## [Problem requirements]
Return the full material exactly.

## [Data listing]

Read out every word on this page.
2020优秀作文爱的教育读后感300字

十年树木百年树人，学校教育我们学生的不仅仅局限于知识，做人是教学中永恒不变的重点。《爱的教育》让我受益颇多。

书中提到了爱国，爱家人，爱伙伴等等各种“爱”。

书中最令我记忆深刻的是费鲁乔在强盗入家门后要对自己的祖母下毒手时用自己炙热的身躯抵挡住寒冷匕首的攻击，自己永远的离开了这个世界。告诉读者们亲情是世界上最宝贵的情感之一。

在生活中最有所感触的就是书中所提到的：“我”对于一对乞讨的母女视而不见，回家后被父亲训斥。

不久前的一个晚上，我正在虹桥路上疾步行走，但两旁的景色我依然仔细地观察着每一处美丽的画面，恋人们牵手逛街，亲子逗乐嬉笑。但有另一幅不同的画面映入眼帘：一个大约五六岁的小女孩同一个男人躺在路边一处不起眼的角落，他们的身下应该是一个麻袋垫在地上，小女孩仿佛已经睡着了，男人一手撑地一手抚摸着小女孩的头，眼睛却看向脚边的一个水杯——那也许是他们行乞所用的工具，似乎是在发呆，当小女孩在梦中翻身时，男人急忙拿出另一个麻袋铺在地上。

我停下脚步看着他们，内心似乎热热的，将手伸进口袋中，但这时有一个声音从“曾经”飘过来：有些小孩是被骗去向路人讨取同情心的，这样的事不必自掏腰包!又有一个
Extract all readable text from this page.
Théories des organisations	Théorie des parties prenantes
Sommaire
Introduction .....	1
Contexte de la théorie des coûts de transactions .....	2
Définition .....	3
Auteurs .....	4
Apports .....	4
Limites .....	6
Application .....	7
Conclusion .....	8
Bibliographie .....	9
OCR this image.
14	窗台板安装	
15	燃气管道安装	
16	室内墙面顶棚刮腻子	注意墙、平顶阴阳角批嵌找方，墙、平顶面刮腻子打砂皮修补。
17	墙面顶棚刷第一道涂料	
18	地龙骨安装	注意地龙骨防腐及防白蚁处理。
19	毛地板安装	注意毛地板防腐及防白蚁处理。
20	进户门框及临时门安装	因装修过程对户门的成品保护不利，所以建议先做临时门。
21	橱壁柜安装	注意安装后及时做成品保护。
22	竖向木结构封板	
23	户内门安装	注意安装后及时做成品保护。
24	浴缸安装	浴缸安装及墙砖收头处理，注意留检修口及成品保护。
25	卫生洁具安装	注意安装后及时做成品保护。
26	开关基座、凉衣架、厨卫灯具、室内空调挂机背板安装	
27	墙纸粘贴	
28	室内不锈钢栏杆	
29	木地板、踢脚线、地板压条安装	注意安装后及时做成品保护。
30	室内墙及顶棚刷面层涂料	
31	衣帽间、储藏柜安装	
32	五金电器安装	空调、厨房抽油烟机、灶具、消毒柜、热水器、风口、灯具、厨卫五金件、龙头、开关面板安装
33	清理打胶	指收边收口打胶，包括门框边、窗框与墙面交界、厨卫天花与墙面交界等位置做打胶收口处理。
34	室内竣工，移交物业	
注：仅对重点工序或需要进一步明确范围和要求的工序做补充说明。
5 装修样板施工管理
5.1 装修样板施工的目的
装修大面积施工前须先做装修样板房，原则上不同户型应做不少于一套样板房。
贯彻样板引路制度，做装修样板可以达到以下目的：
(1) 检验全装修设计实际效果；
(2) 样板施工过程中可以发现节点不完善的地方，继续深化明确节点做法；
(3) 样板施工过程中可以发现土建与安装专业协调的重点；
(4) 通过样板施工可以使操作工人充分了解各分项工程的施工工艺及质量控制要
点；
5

## [In response]
Read out every word on this page.
2020优秀作文爱的教育读后感300字

十年树木百年树人，学校教育我们学生的不仅仅局限于知识，做人是教学中永恒不变的重点。《爱的教育》让我受益颇多。

书中提到了爱国，爱家人，爱伙伴等等各种“爱”。

书中最令我记忆深刻的是费鲁乔在强盗入家门后要对自己的祖母下毒手时用自己炙热的身躯抵挡住寒冷匕首的攻击，自己永远的离开了这个世界。告诉读者们亲情是世界上最宝贵的情感之一。

在生活中最有所感触的就是书中所提到的：“我”对于一对乞讨的母女视而不见，回家后被父亲训斥。

不久前的一个晚上，我正在虹桥路上疾步行走，但两旁的景色我依然仔细地观察着每一处美丽的画面，恋人们牵手逛街，亲子逗乐嬉笑。但有另一幅不同的画面映入眼帘：一个大约五六岁的小女孩同一个男人躺在路边一处不起眼的角落，他们的身下应该是一个麻袋垫在地上，小女孩仿佛已经睡着了，男人一手撑地一手抚摸着小女孩的头，眼睛却看向脚边的一个水杯——那也许是他们行乞所用的工具，似乎是在发呆，当小女孩在梦中翻身时，男人急忙拿出另一个麻袋铺在地上。

我停下脚步看着他们，内心似乎热热的，将手伸进口袋中，但这时有一个声音从“曾经”飘过来：有些小孩是被骗去向路人讨取同情心的，这样的事不必自掏腰包!又有一个
Extract all readable text from this page.
Théories des organisations	Théorie des parties prenantes
Sommaire
Introduction .....	1
Contexte de la théorie des coûts de transactions .....	2
Définition .....	3
Auteurs .....	4
Apports .....	4
Limites .....	6
Application .....	7
Conclusion .....	8
Bibliographie .....	9
OCR this image.
14	窗台板安装	
15	燃气管道安装	
16	室内墙面顶棚刮腻子	注意墙、平顶阴阳角批嵌找方，墙、平顶面刮腻子打砂皮修补。
17	墙面顶棚刷第一道涂料	
18	地龙骨安装	注意地龙骨防腐及防白蚁处理。
19	毛地板安装	注意毛地板防腐及防白蚁处理。
20	进户门框及临时门安装	因装修过程对户门的成品保护不利，所以建议先做临时门。
21	橱壁柜安装	注意安装后及时做成品保护。
22	竖向木结构封板	
23	户内门安装	注意安装后及时做成品保护。
24	浴缸安装	浴缸安装及墙砖收头处理，注意留检修口及成品保护。
25	卫生洁具安装	注意安装后及时做成品保护。
26	开关基座、凉衣架、厨卫灯具、室内空调挂机背板安装	
27	墙纸粘贴	
28	室内不锈钢栏杆	
29	木地板、踢脚线、地板压条安装	注意安装后及时做成品保护。
30	室内墙及顶棚刷面层涂料	
31	衣帽间、储藏柜安装	
32	五金电器安装	空调、厨房抽油烟机、灶具、消毒柜、热水器、风口、灯具、厨卫五金件、龙头、开关面板安装
33	清理打胶	指收边收口打胶，包括门框边、窗框与墙面交界、厨卫天花与墙面交界等位置做打胶收口处理。
34	室内竣工，移交物业	
注：仅对重点工序或需要进一步明确范围和要求的工序做补充说明。
5 装修样板施工管理
5.1 装修样板施工的目的
装修大面积施工前须先做装修样板房，原则上不同户型应做不少于一套样板房。
贯彻样板引路制度，做装修样板可以达到以下目的：
(1) 检验全装修设计实际效果；
(2) 样板施工过程中可以发现节点不完善的地方，继续深化明确节点做法；
(3) 样板施工过程中可以发现土建与安装专业协调的重点；
(4) 通过样板施工可以使操作工人充分了解各分项工程的施工工艺及质量控制要
点；
5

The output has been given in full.